╭─ Extracted entries
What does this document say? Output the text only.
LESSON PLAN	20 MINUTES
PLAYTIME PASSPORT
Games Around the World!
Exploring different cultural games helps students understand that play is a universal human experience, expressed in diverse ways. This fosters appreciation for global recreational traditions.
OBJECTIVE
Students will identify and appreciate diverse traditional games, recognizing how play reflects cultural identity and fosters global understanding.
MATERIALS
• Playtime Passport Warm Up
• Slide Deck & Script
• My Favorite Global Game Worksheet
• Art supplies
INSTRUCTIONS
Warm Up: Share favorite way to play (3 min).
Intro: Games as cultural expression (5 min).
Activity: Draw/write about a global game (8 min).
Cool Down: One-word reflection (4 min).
╰─
╭─ Extracted entries
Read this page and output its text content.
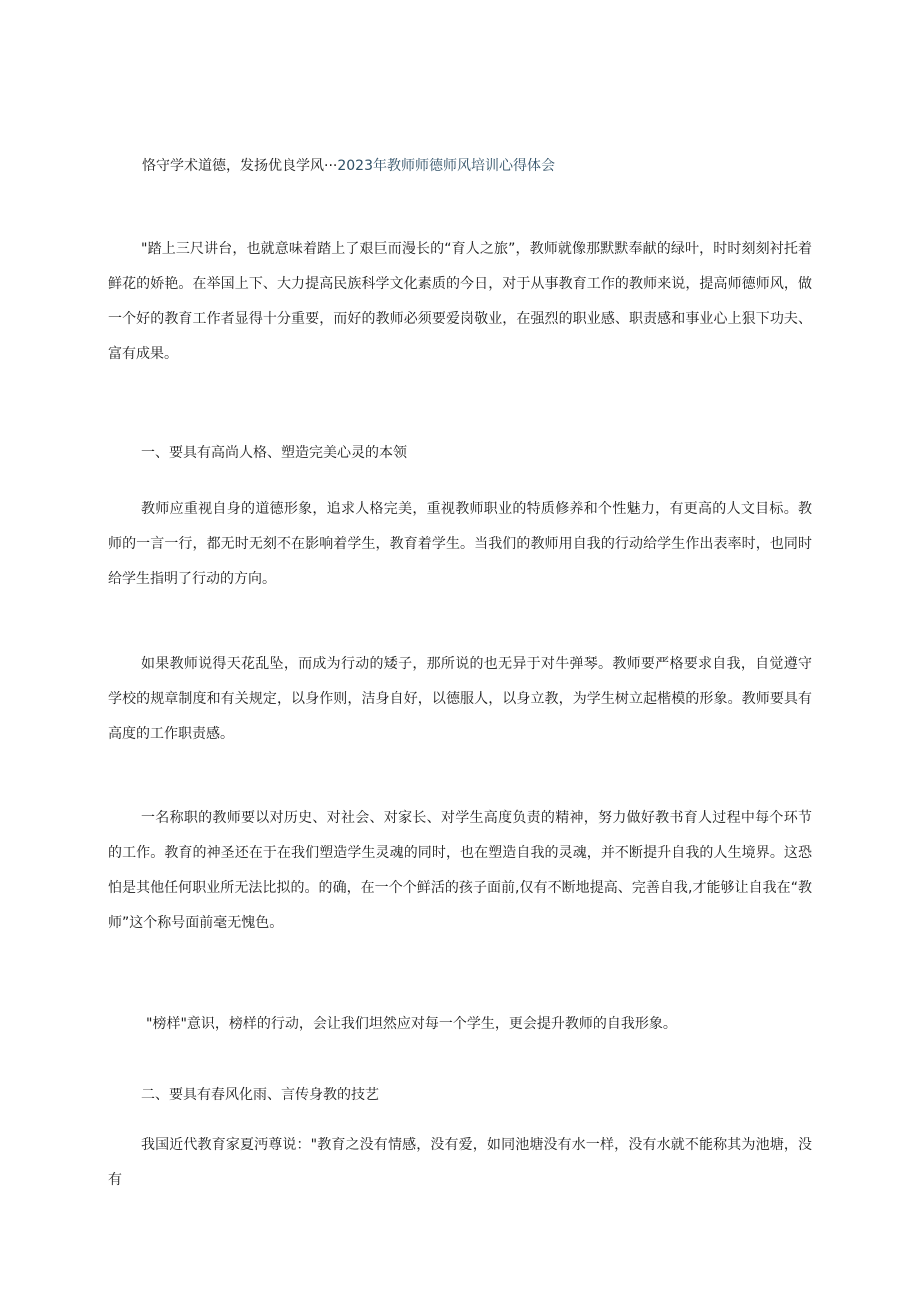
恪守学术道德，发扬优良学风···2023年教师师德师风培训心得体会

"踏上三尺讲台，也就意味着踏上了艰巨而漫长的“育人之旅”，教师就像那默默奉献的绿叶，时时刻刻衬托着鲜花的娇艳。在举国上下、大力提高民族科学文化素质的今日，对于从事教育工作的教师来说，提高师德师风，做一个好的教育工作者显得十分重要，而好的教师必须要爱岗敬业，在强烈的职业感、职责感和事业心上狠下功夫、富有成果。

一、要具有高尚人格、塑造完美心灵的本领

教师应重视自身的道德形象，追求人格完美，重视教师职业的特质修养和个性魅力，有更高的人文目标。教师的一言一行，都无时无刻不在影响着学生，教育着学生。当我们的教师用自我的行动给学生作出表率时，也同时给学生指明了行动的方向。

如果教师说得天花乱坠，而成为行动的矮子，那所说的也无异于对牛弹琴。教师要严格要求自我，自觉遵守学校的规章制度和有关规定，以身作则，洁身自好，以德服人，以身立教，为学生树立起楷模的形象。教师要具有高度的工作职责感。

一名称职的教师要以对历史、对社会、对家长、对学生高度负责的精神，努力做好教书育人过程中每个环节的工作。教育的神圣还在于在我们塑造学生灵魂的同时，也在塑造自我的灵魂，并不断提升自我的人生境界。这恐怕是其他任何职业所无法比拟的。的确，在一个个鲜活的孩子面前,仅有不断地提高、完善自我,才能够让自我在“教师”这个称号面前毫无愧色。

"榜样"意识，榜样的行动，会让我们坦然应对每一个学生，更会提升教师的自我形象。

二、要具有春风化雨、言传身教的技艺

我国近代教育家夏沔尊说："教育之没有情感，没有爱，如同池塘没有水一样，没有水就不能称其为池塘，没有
╰─
• _Objective_:
Report back each line of the entries that holds the string "fosters".

• _Correct result_:
Exploring different cultural games helps students understand that play is a universal human experience, expressed in diverse ways. This fosters appreciation for global recreational traditions.
Students will identify and appreciate diverse traditional games, recognizing how play reflects cultural identity and fosters global understanding.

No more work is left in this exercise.